**GIVEN RECORDS:**
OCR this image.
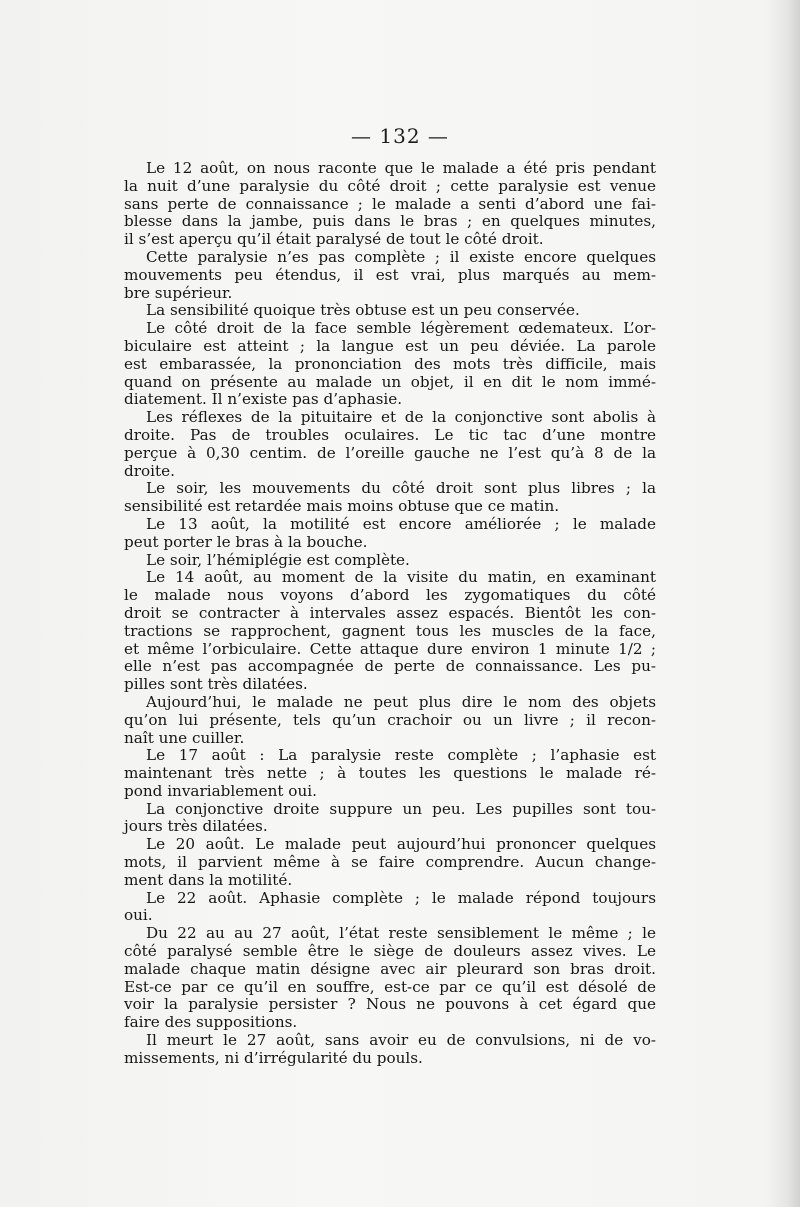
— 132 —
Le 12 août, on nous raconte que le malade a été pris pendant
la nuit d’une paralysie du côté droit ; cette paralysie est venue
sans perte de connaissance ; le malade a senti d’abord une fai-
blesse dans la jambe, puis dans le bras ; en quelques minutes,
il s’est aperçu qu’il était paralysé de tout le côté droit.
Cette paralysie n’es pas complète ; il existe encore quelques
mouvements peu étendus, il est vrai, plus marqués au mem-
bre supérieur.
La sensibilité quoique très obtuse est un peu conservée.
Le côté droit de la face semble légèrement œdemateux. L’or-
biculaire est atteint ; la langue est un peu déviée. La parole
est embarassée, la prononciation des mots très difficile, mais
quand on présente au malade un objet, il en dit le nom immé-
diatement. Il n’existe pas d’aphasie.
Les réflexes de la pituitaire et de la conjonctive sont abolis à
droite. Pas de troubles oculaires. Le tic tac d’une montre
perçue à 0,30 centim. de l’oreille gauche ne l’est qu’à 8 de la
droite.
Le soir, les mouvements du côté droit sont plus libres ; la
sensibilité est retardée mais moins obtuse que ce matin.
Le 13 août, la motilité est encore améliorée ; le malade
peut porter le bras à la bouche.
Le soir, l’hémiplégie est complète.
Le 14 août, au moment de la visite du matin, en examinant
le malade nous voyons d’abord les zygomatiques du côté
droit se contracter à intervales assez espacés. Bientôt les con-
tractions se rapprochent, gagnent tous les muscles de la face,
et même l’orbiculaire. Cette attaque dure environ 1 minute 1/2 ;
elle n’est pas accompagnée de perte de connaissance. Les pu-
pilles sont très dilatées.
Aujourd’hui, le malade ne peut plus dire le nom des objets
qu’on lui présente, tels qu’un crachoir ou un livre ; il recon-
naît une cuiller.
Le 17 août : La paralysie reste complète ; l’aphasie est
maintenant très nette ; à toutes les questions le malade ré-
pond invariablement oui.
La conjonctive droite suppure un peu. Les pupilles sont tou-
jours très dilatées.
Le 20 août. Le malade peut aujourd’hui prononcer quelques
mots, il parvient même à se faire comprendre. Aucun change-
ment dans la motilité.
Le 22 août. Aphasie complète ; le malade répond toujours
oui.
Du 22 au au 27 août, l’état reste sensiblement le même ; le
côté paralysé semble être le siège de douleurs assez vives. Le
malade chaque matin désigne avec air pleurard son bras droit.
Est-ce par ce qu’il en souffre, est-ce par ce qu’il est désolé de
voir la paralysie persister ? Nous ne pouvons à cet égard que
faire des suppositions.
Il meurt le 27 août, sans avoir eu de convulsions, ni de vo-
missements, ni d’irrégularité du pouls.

**WHAT THE EXERCISE ASKS:** Every line of the data above should be quoted exactly. Omit the pictures.

**COMPLETE RESPONSE:**
OCR this image.
— 132 —
Le 12 août, on nous raconte que le malade a été pris pendant
la nuit d’une paralysie du côté droit ; cette paralysie est venue
sans perte de connaissance ; le malade a senti d’abord une fai-
blesse dans la jambe, puis dans le bras ; en quelques minutes,
il s’est aperçu qu’il était paralysé de tout le côté droit.
Cette paralysie n’es pas complète ; il existe encore quelques
mouvements peu étendus, il est vrai, plus marqués au mem-
bre supérieur.
La sensibilité quoique très obtuse est un peu conservée.
Le côté droit de la face semble légèrement œdemateux. L’or-
biculaire est atteint ; la langue est un peu déviée. La parole
est embarassée, la prononciation des mots très difficile, mais
quand on présente au malade un objet, il en dit le nom immé-
diatement. Il n’existe pas d’aphasie.
Les réflexes de la pituitaire et de la conjonctive sont abolis à
droite. Pas de troubles oculaires. Le tic tac d’une montre
perçue à 0,30 centim. de l’oreille gauche ne l’est qu’à 8 de la
droite.
Le soir, les mouvements du côté droit sont plus libres ; la
sensibilité est retardée mais moins obtuse que ce matin.
Le 13 août, la motilité est encore améliorée ; le malade
peut porter le bras à la bouche.
Le soir, l’hémiplégie est complète.
Le 14 août, au moment de la visite du matin, en examinant
le malade nous voyons d’abord les zygomatiques du côté
droit se contracter à intervales assez espacés. Bientôt les con-
tractions se rapprochent, gagnent tous les muscles de la face,
et même l’orbiculaire. Cette attaque dure environ 1 minute 1/2 ;
elle n’est pas accompagnée de perte de connaissance. Les pu-
pilles sont très dilatées.
Aujourd’hui, le malade ne peut plus dire le nom des objets
qu’on lui présente, tels qu’un crachoir ou un livre ; il recon-
naît une cuiller.
Le 17 août : La paralysie reste complète ; l’aphasie est
maintenant très nette ; à toutes les questions le malade ré-
pond invariablement oui.
La conjonctive droite suppure un peu. Les pupilles sont tou-
jours très dilatées.
Le 20 août. Le malade peut aujourd’hui prononcer quelques
mots, il parvient même à se faire comprendre. Aucun change-
ment dans la motilité.
Le 22 août. Aphasie complète ; le malade répond toujours
oui.
Du 22 au au 27 août, l’état reste sensiblement le même ; le
côté paralysé semble être le siège de douleurs assez vives. Le
malade chaque matin désigne avec air pleurard son bras droit.
Est-ce par ce qu’il en souffre, est-ce par ce qu’il est désolé de
voir la paralysie persister ? Nous ne pouvons à cet égard que
faire des suppositions.
Il meurt le 27 août, sans avoir eu de convulsions, ni de vo-
missements, ni d’irrégularité du pouls.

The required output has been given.